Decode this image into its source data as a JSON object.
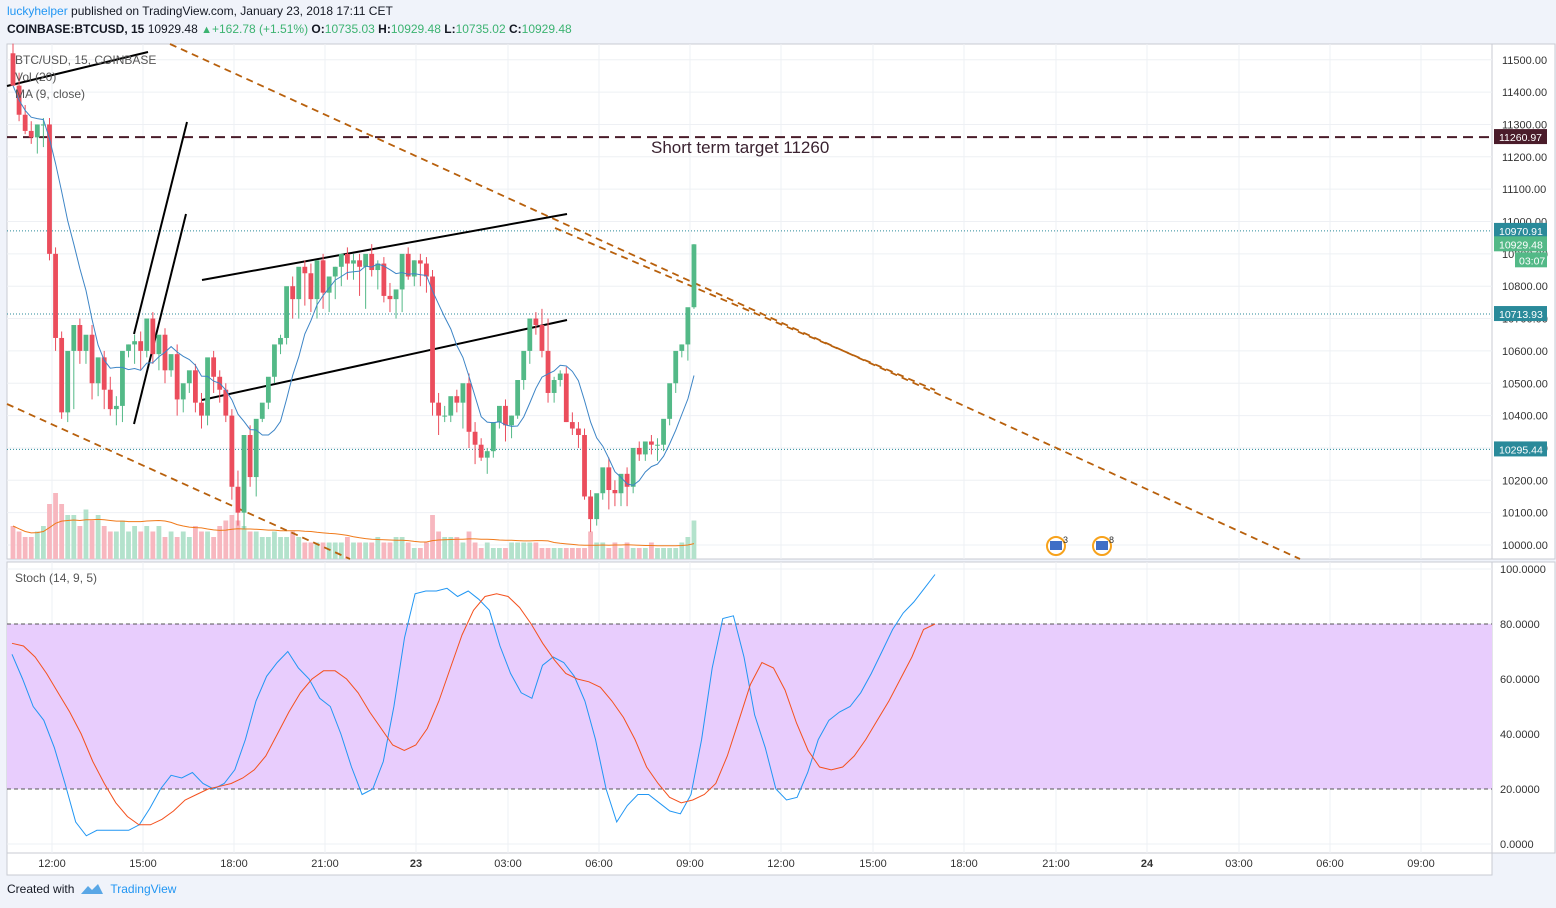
{
  "header": {
    "user": "luckyhelper",
    "published_text": "published on TradingView.com, January 23, 2018 17:11 CET",
    "symbol": "COINBASE:BTCUSD, 15",
    "last": "10929.48",
    "change": "+162.78 (+1.51%)",
    "o_label": "O:",
    "o_value": "10735.03",
    "h_label": "H:",
    "h_value": "10929.48",
    "l_label": "L:",
    "l_value": "10735.02",
    "c_label": "C:",
    "c_value": "10929.48"
  },
  "legend": {
    "symbol_line": "BTC/USD, 15, COINBASE",
    "vol_line": "Vol (20)",
    "ma_line": "MA (9, close)",
    "stoch_line": "Stoch (14, 9, 5)"
  },
  "annotation": {
    "target_text": "Short term target 11260"
  },
  "price_labels": {
    "target": "11260.97",
    "resistance": "10970.91",
    "last": "10929.48",
    "countdown": "03:07",
    "mid": "10713.93",
    "support": "10295.44"
  },
  "events": {
    "flag1_count": "3",
    "flag2_count": "8"
  },
  "footer": {
    "created": "Created with",
    "brand": "TradingView"
  },
  "colors": {
    "up": "#53b987",
    "down": "#eb4d5c",
    "ma": "#3d85c6",
    "stoch_k": "#2196f3",
    "stoch_d": "#f4511e",
    "stoch_band": "#e8cdfd",
    "target_line": "#4a1c2a",
    "trendline": "#b8600c",
    "chart_bg": "#ffffff"
  },
  "chart_data": {
    "type": "candlestick",
    "symbol": "BTC/USD",
    "interval": "15",
    "exchange": "COINBASE",
    "x_ticks": [
      "12:00",
      "15:00",
      "18:00",
      "21:00",
      "23",
      "03:00",
      "06:00",
      "09:00",
      "12:00",
      "15:00",
      "18:00",
      "21:00",
      "24",
      "03:00",
      "06:00",
      "09:00"
    ],
    "y_ticks": [
      "10000.00",
      "10100.00",
      "10200.00",
      "10300.00",
      "10400.00",
      "10500.00",
      "10600.00",
      "10700.00",
      "10800.00",
      "10900.00",
      "11000.00",
      "11100.00",
      "11200.00",
      "11300.00",
      "11400.00",
      "11500.00"
    ],
    "y_range": [
      9950,
      11550
    ],
    "price_lines": {
      "target": 11260.97,
      "resistance": 10970.91,
      "mid": 10713.93,
      "support": 10295.44
    },
    "ohlc": {
      "o": [
        11520,
        11420,
        11330,
        11280,
        11260,
        11300,
        11300,
        10900,
        10640,
        10410,
        10600,
        10680,
        10600,
        10650,
        10500,
        10580,
        10480,
        10420,
        10430,
        10600,
        10620,
        10630,
        10600,
        10700,
        10590,
        10650,
        10540,
        10590,
        10450,
        10500,
        10540,
        10440,
        10400,
        10580,
        10520,
        10480,
        10400,
        10180,
        10100,
        10340,
        10210,
        10390,
        10440,
        10520,
        10620,
        10640,
        10800,
        10760,
        10860,
        10840,
        10760,
        10880,
        10780,
        10830,
        10860,
        10900,
        10870,
        10880,
        10860,
        10900,
        10850,
        10870,
        10770,
        10760,
        10790,
        10900,
        10830,
        10880,
        10870,
        10830,
        10440,
        10400,
        10400,
        10460,
        10440,
        10500,
        10350,
        10310,
        10270,
        10290,
        10380,
        10430,
        10370,
        10400,
        10510,
        10600,
        10700,
        10680,
        10600,
        10470,
        10510,
        10530,
        10380,
        10360,
        10340,
        10150,
        10080,
        10160,
        10240,
        10170,
        10160,
        10220,
        10180,
        10300,
        10280,
        10320,
        10310,
        10310,
        10390,
        10500,
        10600,
        10620,
        10735
      ],
      "h": [
        11550,
        11460,
        11360,
        11310,
        11300,
        11320,
        11320,
        10920,
        10660,
        10460,
        10620,
        10700,
        10640,
        10680,
        10540,
        10600,
        10520,
        10460,
        10450,
        10620,
        10650,
        10660,
        10640,
        10720,
        10620,
        10670,
        10580,
        10620,
        10490,
        10530,
        10560,
        10470,
        10430,
        10600,
        10540,
        10500,
        10420,
        10230,
        10130,
        10370,
        10240,
        10420,
        10470,
        10550,
        10650,
        10660,
        10830,
        10840,
        10880,
        10870,
        10800,
        10900,
        10810,
        10860,
        10880,
        10920,
        10900,
        10900,
        10890,
        10930,
        10880,
        10890,
        10810,
        10780,
        10810,
        10920,
        10880,
        10900,
        10890,
        10850,
        10470,
        10430,
        10430,
        10480,
        10470,
        10530,
        10380,
        10330,
        10300,
        10310,
        10400,
        10450,
        10400,
        10430,
        10530,
        10620,
        10720,
        10730,
        10700,
        10520,
        10540,
        10550,
        10410,
        10380,
        10360,
        10170,
        10100,
        10180,
        10270,
        10200,
        10190,
        10240,
        10210,
        10320,
        10300,
        10340,
        10330,
        10330,
        10410,
        10520,
        10620,
        10640,
        10930
      ],
      "l": [
        11480,
        11310,
        11270,
        11240,
        11210,
        11230,
        10880,
        10600,
        10390,
        10380,
        10420,
        10560,
        10560,
        10450,
        10460,
        10420,
        10400,
        10370,
        10380,
        10580,
        10560,
        10540,
        10580,
        10560,
        10540,
        10500,
        10520,
        10400,
        10410,
        10470,
        10410,
        10360,
        10370,
        10470,
        10440,
        10380,
        10140,
        10060,
        10050,
        10180,
        10150,
        10380,
        10420,
        10500,
        10590,
        10620,
        10700,
        10700,
        10740,
        10720,
        10700,
        10730,
        10720,
        10760,
        10800,
        10820,
        10820,
        10770,
        10730,
        10830,
        10790,
        10750,
        10720,
        10700,
        10720,
        10820,
        10800,
        10800,
        10780,
        10400,
        10340,
        10380,
        10380,
        10410,
        10360,
        10300,
        10250,
        10260,
        10220,
        10270,
        10360,
        10320,
        10330,
        10390,
        10480,
        10560,
        10650,
        10580,
        10440,
        10440,
        10490,
        10380,
        10340,
        10300,
        10140,
        10040,
        10060,
        10140,
        10110,
        10120,
        10120,
        10120,
        10160,
        10260,
        10260,
        10280,
        10260,
        10290,
        10370,
        10470,
        10580,
        10570,
        10730
      ],
      "c": [
        11420,
        11330,
        11280,
        11260,
        11300,
        11300,
        10900,
        10640,
        10410,
        10600,
        10680,
        10600,
        10650,
        10500,
        10580,
        10480,
        10420,
        10430,
        10600,
        10620,
        10630,
        10600,
        10700,
        10590,
        10650,
        10540,
        10590,
        10450,
        10500,
        10540,
        10440,
        10400,
        10580,
        10520,
        10480,
        10400,
        10180,
        10100,
        10340,
        10210,
        10390,
        10440,
        10520,
        10620,
        10640,
        10800,
        10760,
        10860,
        10840,
        10760,
        10880,
        10780,
        10830,
        10860,
        10900,
        10870,
        10880,
        10860,
        10900,
        10850,
        10870,
        10770,
        10760,
        10790,
        10900,
        10830,
        10880,
        10870,
        10830,
        10440,
        10400,
        10400,
        10460,
        10440,
        10500,
        10350,
        10310,
        10270,
        10290,
        10380,
        10430,
        10370,
        10400,
        10510,
        10600,
        10700,
        10680,
        10600,
        10470,
        10510,
        10530,
        10380,
        10360,
        10340,
        10150,
        10080,
        10160,
        10240,
        10170,
        10160,
        10220,
        10180,
        10300,
        10280,
        10320,
        10310,
        10310,
        10390,
        10500,
        10600,
        10620,
        10735,
        10929.48
      ]
    },
    "volume": [
      6,
      5,
      4,
      4,
      5,
      6,
      10,
      12,
      10,
      8,
      8,
      6,
      9,
      7,
      8,
      6,
      5,
      5,
      7,
      5,
      6,
      5,
      6,
      5,
      6,
      4,
      5,
      4,
      5,
      4,
      6,
      5,
      5,
      4,
      6,
      7,
      8,
      7,
      6,
      5,
      5,
      4,
      4,
      5,
      4,
      4,
      5,
      4,
      3,
      3,
      3,
      3,
      3,
      3,
      3,
      4,
      3,
      3,
      3,
      3,
      4,
      3,
      3,
      4,
      4,
      3,
      2,
      2,
      3,
      8,
      5,
      4,
      4,
      4,
      3,
      5,
      3,
      2,
      3,
      2,
      2,
      2,
      3,
      3,
      3,
      3,
      3,
      2,
      2,
      2,
      2,
      2,
      2,
      2,
      2,
      5,
      3,
      3,
      2,
      3,
      2,
      3,
      2,
      2,
      2,
      3,
      2,
      2,
      2,
      2,
      3,
      4,
      7
    ],
    "volume_ma_period": 20,
    "ma_period": 9,
    "stochastic": {
      "params": [
        14,
        9,
        5
      ],
      "y_ticks": [
        "0.0000",
        "20.0000",
        "40.0000",
        "60.0000",
        "80.0000",
        "100.0000"
      ],
      "bands": [
        20,
        80
      ],
      "k": [
        69,
        60,
        50,
        45,
        35,
        22,
        8,
        3,
        5,
        5,
        5,
        5,
        7,
        13,
        20,
        25,
        24,
        26,
        22,
        20,
        22,
        27,
        38,
        52,
        61,
        66,
        70,
        64,
        60,
        53,
        50,
        40,
        28,
        18,
        20,
        30,
        50,
        75,
        91,
        92,
        92,
        93,
        90,
        92,
        89,
        85,
        72,
        62,
        55,
        53,
        65,
        68,
        66,
        61,
        52,
        38,
        20,
        8,
        14,
        18,
        18,
        15,
        12,
        11,
        18,
        38,
        64,
        82,
        83,
        68,
        47,
        35,
        20,
        16,
        17,
        26,
        38,
        45,
        48,
        50,
        55,
        62,
        70,
        78,
        84,
        88,
        93,
        98
      ],
      "d": [
        73,
        72,
        68,
        62,
        55,
        48,
        40,
        30,
        22,
        15,
        10,
        7,
        7,
        9,
        12,
        16,
        18,
        20,
        21,
        22,
        24,
        27,
        32,
        40,
        48,
        55,
        60,
        63,
        63,
        60,
        55,
        48,
        42,
        36,
        34,
        36,
        42,
        52,
        64,
        76,
        85,
        90,
        91,
        90,
        86,
        80,
        73,
        67,
        62,
        60,
        59,
        57,
        52,
        46,
        38,
        28,
        22,
        17,
        15,
        16,
        18,
        22,
        32,
        45,
        58,
        66,
        64,
        56,
        44,
        34,
        28,
        27,
        28,
        32,
        38,
        45,
        52,
        60,
        68,
        78,
        80
      ],
      "d_start": 0
    }
  }
}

## WORK TO DO
Look for the word "COINBASE" in every line of the listing and copy the lines that have it.

## COMPLETE RESPONSE
    "symbol": "COINBASE:BTCUSD, 15",
    "symbol_line": "BTC/USD, 15, COINBASE",
    "exchange": "COINBASE",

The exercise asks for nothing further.